## WRITTEN EXERCISE
Which lines hold the word "Membership"? Copy each of them.

######

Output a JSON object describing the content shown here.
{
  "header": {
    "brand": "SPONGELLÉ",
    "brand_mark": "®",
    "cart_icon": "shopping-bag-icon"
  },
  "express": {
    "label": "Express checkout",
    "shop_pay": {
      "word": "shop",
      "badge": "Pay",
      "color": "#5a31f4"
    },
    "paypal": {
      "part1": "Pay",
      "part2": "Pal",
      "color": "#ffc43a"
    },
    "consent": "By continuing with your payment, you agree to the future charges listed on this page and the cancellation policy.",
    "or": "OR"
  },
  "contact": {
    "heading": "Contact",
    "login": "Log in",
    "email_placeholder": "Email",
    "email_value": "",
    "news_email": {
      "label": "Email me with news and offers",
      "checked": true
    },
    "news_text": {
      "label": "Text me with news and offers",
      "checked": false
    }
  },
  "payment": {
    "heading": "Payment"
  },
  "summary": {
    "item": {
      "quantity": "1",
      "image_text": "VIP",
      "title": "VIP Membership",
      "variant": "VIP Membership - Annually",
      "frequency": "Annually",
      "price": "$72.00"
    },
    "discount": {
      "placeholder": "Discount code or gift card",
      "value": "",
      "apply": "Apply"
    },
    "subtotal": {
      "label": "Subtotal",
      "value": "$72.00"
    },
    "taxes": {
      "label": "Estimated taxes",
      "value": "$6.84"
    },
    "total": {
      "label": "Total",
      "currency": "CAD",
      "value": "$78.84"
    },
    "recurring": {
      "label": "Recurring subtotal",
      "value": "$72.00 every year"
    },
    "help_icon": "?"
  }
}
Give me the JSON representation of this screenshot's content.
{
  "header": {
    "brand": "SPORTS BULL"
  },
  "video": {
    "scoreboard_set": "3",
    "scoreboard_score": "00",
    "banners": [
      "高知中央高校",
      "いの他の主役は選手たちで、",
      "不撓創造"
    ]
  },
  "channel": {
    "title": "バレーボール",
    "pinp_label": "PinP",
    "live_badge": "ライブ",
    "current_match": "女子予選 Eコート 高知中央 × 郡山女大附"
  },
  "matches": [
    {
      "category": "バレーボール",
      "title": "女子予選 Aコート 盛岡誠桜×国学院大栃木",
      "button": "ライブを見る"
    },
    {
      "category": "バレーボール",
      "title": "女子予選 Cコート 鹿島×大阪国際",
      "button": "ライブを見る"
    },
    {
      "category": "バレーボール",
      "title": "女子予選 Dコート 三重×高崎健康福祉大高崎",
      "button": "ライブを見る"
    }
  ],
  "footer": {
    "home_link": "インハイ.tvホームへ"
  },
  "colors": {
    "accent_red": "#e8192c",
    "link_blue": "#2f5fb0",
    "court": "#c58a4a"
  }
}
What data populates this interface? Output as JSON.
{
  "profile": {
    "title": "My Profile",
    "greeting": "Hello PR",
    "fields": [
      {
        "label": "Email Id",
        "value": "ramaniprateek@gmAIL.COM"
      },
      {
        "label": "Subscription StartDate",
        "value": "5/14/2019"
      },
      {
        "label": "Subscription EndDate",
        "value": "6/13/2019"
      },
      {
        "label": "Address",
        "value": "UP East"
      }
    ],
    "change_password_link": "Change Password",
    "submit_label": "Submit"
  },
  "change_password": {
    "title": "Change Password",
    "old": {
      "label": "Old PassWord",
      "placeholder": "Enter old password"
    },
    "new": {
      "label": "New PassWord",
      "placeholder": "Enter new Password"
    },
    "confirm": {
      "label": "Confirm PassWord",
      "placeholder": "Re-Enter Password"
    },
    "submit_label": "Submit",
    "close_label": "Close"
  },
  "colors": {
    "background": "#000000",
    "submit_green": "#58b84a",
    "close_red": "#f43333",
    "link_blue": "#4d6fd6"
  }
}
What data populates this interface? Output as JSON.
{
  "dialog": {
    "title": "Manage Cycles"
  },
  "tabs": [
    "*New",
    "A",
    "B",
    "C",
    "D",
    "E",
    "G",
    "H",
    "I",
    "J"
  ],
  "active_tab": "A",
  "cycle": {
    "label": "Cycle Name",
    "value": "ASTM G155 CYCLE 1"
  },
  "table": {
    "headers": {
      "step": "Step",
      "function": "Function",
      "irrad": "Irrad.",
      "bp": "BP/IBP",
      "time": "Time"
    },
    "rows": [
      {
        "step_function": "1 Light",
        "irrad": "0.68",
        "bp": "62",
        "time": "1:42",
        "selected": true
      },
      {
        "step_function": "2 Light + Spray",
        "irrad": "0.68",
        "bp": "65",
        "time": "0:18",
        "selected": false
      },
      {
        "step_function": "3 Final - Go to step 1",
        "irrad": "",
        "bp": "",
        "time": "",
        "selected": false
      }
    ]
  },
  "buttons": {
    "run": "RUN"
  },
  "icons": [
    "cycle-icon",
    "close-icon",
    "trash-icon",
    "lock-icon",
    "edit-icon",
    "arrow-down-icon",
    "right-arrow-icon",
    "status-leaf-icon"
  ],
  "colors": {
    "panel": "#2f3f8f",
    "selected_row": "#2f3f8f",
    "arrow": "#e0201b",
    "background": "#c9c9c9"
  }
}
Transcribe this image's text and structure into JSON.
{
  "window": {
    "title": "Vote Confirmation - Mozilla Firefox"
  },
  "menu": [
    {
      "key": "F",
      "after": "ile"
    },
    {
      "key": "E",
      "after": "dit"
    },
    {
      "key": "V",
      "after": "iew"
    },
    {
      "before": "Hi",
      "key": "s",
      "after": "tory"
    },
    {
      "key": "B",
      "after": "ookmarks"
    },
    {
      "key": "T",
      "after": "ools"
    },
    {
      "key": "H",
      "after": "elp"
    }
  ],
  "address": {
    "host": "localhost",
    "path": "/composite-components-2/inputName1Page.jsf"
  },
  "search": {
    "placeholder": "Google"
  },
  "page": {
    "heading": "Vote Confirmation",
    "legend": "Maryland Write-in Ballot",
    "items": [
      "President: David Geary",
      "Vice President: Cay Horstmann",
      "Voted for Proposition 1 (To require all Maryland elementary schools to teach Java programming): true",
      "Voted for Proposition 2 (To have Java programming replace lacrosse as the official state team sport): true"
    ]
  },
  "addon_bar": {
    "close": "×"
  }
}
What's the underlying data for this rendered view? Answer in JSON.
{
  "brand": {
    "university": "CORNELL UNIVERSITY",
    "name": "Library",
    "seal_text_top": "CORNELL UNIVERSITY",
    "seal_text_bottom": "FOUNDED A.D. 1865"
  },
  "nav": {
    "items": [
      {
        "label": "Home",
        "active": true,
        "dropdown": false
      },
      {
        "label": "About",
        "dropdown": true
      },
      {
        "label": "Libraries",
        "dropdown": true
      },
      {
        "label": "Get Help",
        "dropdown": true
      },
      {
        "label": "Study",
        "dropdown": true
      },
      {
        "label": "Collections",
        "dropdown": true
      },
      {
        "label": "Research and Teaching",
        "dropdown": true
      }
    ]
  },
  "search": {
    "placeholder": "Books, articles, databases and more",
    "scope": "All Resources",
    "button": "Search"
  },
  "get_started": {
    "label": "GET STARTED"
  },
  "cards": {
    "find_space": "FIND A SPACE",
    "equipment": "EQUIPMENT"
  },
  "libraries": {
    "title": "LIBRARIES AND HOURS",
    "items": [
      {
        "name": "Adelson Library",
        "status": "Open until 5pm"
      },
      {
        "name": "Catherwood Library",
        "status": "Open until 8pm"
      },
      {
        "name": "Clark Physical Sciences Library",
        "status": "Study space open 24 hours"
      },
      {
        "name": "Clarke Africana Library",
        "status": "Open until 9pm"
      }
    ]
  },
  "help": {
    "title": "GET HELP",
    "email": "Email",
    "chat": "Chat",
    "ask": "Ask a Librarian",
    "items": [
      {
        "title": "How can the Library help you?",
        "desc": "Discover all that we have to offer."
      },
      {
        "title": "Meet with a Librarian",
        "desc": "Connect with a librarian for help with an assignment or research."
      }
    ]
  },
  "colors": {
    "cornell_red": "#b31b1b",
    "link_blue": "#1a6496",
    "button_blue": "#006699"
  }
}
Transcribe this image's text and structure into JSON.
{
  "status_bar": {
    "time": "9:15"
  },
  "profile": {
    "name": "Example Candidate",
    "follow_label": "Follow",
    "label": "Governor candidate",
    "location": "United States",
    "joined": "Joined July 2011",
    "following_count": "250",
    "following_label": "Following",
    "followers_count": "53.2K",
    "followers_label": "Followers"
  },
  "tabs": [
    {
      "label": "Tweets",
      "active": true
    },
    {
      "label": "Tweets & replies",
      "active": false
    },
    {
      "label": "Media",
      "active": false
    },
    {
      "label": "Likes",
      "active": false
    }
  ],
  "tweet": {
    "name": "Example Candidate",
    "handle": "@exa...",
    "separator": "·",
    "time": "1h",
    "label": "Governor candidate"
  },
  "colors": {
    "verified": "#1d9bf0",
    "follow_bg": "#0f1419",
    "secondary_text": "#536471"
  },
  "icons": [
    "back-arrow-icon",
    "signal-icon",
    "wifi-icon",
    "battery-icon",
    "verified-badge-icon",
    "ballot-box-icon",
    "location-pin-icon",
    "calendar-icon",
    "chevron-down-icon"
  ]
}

######

## RESULT FOR THIS EXERCISE
      "title": "VIP Membership",
      "variant": "VIP Membership - Annually",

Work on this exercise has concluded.